▶ [WHAT YOU ARE ASKED TO DO] Determine the number of lines where "year" occurs and reply with that number by itself.

▶ [GIVEN INFORMATION]

────────

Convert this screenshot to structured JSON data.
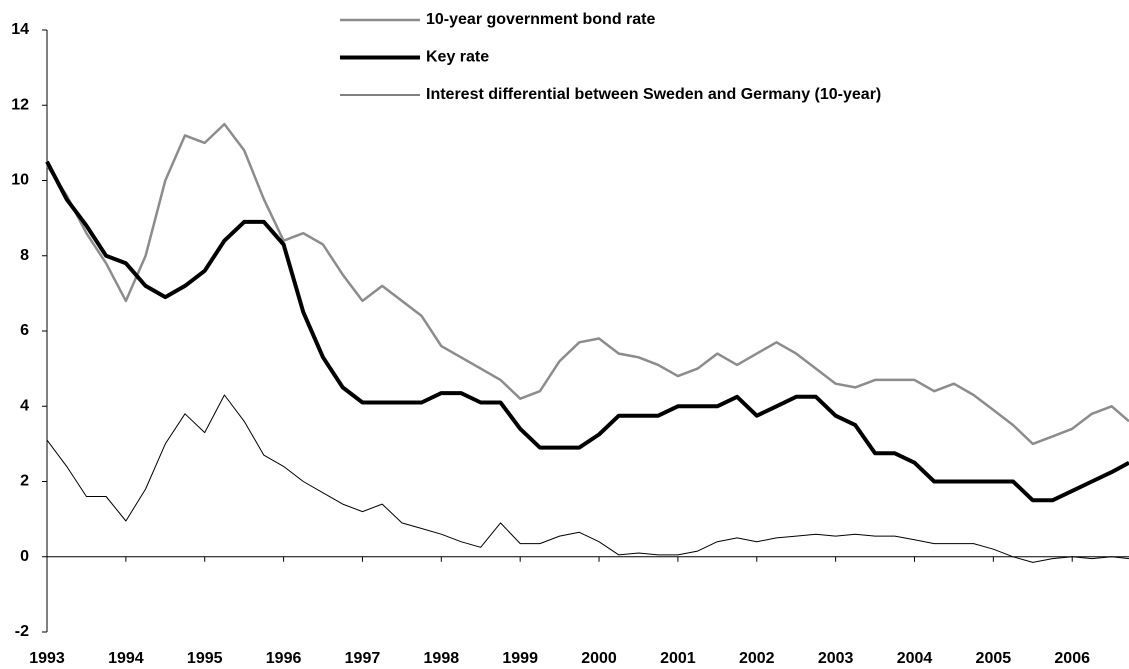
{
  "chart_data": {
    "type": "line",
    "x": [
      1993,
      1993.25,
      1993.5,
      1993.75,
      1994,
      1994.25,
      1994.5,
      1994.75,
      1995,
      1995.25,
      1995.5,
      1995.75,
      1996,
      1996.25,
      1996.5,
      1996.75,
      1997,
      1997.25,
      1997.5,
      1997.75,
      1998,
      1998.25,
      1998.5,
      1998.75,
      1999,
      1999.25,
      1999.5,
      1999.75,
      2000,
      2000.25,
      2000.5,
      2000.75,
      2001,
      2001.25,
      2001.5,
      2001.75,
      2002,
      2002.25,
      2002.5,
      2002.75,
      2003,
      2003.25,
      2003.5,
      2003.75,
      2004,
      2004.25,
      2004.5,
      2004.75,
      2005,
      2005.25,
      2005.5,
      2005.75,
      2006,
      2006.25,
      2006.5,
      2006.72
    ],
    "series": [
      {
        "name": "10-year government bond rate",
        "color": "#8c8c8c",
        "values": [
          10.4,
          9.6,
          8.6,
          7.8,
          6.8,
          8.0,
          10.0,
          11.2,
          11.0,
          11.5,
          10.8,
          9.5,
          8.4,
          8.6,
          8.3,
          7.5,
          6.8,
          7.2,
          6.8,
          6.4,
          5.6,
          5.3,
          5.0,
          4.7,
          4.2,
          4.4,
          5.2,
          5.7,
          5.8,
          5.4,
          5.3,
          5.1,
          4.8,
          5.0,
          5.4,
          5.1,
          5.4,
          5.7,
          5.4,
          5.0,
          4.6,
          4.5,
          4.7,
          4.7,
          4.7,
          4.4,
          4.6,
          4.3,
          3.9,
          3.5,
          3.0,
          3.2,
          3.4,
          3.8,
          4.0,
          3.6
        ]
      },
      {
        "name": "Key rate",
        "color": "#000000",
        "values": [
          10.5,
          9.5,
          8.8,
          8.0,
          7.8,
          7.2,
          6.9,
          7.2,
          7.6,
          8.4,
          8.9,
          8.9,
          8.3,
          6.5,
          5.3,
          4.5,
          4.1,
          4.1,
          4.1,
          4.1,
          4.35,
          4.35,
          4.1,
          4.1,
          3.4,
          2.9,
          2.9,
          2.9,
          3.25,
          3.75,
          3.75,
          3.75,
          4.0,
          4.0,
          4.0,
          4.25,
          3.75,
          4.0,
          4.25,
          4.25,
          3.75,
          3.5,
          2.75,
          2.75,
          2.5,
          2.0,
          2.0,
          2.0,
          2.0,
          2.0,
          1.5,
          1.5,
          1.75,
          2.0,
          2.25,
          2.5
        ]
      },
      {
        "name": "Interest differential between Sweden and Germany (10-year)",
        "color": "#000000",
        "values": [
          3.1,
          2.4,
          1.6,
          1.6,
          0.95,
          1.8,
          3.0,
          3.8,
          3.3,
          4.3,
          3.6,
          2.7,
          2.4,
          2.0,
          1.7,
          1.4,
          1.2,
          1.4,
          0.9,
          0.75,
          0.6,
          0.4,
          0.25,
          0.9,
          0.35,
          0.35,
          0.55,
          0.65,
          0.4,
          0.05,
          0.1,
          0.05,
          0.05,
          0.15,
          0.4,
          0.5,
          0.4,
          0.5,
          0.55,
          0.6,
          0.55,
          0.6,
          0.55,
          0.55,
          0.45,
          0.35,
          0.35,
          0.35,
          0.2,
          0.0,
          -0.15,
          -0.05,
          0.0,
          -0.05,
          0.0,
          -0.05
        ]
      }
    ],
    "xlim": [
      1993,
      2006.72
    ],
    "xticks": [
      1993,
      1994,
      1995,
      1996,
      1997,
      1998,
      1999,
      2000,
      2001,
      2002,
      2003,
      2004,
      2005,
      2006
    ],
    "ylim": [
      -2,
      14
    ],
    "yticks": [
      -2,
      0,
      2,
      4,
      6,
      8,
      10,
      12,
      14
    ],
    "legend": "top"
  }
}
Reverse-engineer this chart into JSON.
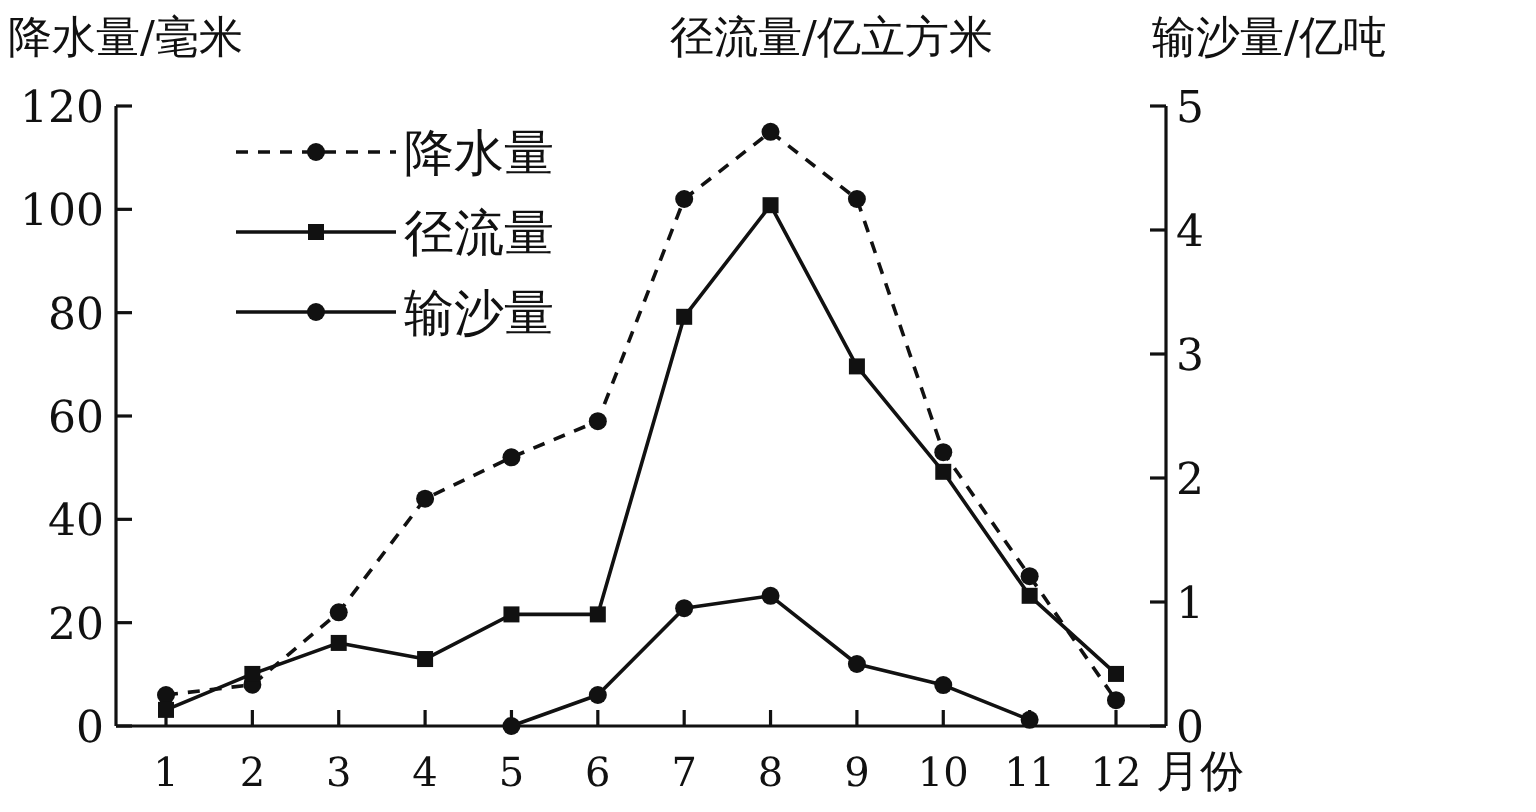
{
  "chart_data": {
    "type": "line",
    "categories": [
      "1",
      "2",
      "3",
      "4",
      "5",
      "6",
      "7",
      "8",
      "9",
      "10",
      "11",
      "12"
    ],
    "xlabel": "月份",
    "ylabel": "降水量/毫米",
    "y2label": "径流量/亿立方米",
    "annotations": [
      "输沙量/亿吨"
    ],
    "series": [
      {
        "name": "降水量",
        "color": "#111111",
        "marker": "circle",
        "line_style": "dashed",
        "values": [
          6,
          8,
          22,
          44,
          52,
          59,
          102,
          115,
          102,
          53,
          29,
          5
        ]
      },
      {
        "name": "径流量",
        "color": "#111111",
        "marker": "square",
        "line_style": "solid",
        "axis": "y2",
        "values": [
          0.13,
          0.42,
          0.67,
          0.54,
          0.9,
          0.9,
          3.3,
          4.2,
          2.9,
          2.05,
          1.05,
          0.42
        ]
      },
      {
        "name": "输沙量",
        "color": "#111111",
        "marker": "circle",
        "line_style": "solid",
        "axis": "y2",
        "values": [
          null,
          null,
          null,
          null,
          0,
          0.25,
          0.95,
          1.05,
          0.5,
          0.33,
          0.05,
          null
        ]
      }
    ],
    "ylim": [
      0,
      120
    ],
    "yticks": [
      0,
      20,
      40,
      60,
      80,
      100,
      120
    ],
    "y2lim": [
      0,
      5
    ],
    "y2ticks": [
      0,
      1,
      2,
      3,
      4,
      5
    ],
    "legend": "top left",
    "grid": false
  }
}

────────

▶ [COMPLETE RESPONSE] 2